◆ **Activity list**
a. According to the article on the Bank of America fund manager survey, what level did cash holdings reach, and what was the level in March?
b. Write the next part of the article on the Bank of America fund manager survey, starting after its last sentence.

◆ **Document passage**
+++

BofA Poll Shows ‘Extreme’ Investor Pessimism With Cash at 9/11 High

Stocks may be recovering from their March lows, but investor pessimism over the pandemic’s economic damage is at “extreme” levels with cash positions the highest since the 9/11 terrorist attacks, according to a Bank of America Corp. survey.

Fund managers have shunned risk, with equity allocations the lowest since the 2009 financial crisis, the poll conducted between April 1 and April 7 shows. Cash levels surged to 5.9% from 5.1% in March, signaling peak pessimism to BofA strategists.

Global equities have rallied more than 20% from their March lows on optimism over fiscal and monetary stimulus in addition to a slowing in new virus cases in key infection hotspots such as New York and Spain. However, many market players remain hesitant to call the bottom of the sell-off in stocks as the full economic impact of national lockdowns is yet to be revealed.

Even though such elevated cash levels set off BofA’s buy signal for risk assets, the strategists led by Michael Hartnett recommend taking profit on the S&P 500 at 2,850 to 3,000 points — levels as much as 8.6% higher than Monday’s close.

+++

[Collected data]
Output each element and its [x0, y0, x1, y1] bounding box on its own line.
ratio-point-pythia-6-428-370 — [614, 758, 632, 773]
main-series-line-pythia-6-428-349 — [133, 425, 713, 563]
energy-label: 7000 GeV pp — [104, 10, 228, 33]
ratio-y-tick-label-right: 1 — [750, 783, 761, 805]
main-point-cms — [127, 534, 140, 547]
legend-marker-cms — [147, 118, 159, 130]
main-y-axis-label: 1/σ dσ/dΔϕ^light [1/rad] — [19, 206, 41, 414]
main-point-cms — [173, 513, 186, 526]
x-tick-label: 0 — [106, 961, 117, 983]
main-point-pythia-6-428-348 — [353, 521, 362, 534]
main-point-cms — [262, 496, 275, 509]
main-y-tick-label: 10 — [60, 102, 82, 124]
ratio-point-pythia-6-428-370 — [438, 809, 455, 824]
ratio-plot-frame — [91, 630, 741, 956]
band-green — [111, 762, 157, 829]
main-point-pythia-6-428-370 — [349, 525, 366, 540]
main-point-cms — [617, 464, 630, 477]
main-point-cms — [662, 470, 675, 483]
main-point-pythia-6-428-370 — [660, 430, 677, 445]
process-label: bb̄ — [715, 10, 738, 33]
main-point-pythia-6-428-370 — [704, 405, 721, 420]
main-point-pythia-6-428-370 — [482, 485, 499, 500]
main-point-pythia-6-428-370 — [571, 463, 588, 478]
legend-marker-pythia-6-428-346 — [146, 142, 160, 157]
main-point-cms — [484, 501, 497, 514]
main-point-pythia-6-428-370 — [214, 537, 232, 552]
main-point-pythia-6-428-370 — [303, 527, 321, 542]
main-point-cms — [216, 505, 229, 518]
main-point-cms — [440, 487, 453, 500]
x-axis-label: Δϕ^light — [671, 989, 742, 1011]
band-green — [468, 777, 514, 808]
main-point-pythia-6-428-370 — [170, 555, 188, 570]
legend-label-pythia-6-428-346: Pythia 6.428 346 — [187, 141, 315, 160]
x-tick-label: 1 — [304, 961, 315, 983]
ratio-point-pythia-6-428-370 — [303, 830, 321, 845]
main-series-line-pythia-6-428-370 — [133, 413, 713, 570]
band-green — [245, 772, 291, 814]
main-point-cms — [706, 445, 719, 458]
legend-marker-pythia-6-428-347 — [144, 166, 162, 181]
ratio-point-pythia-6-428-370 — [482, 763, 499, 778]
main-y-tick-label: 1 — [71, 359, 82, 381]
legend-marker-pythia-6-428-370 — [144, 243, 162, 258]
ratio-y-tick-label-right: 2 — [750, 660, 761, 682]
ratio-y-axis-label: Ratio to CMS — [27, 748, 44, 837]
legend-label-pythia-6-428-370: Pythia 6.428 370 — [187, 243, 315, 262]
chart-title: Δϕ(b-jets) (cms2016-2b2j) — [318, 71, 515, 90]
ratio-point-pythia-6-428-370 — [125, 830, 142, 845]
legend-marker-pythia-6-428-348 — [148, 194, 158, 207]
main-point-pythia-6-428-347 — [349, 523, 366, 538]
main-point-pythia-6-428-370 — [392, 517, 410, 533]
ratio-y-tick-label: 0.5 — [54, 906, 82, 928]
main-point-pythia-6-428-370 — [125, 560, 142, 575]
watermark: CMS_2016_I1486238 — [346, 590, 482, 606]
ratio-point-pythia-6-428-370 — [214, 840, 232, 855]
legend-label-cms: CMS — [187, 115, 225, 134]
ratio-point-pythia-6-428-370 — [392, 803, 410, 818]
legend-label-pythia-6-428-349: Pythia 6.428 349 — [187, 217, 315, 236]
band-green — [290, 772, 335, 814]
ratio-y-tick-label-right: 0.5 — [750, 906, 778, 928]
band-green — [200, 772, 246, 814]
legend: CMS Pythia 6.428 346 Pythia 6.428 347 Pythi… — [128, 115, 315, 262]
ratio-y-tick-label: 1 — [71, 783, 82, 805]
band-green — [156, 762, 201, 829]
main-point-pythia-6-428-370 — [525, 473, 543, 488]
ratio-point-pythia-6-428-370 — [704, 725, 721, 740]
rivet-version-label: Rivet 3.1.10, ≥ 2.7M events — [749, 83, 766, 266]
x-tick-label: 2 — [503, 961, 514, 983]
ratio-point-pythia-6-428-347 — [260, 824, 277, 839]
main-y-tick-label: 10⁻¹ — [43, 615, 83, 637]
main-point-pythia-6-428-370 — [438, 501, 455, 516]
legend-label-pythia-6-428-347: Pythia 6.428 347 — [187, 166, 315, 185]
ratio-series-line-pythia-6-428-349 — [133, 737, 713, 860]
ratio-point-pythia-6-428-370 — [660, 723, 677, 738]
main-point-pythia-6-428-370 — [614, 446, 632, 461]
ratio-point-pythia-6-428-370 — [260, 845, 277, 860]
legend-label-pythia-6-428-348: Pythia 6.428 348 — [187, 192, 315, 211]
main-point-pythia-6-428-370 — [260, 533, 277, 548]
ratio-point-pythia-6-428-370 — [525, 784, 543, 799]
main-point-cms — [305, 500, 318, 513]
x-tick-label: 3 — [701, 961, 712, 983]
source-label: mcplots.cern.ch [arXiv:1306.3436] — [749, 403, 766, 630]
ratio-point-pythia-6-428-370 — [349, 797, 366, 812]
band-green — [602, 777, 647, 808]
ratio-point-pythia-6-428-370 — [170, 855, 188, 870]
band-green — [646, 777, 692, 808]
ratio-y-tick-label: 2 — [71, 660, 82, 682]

+++

◆ **Answer list**
a. Cash levels rose to 5.9% from 5.1% in March.

b.
An overwhelming, record-high 93% of surveyed fund managers expect a recession in the next 12 months. At the same time, investors think cuts to global gross domestic product projections are largely behind us, while reductions to earnings per share are just starting.

When predicting the pace of the recovery, 52% of those polled expect it to be U-shaped, or one where economic indicators gradually rise back over time, compared with just 15% who see a more rapid, V-shaped rebound.

Surveyed fund managers believe that credit default risk poses the biggest threat to financial markets. Amid concerns about reduced cash flows and elevated leverage, an historically high 79% of investors want to see companies improve their balance sheets. When asked about the biggest tail risks, a second wave of coronavirus infections was identified as the top danger, according to BofA.

A total of 183 participants who oversee $545 billion in assets took part in the April Bank of America global survey.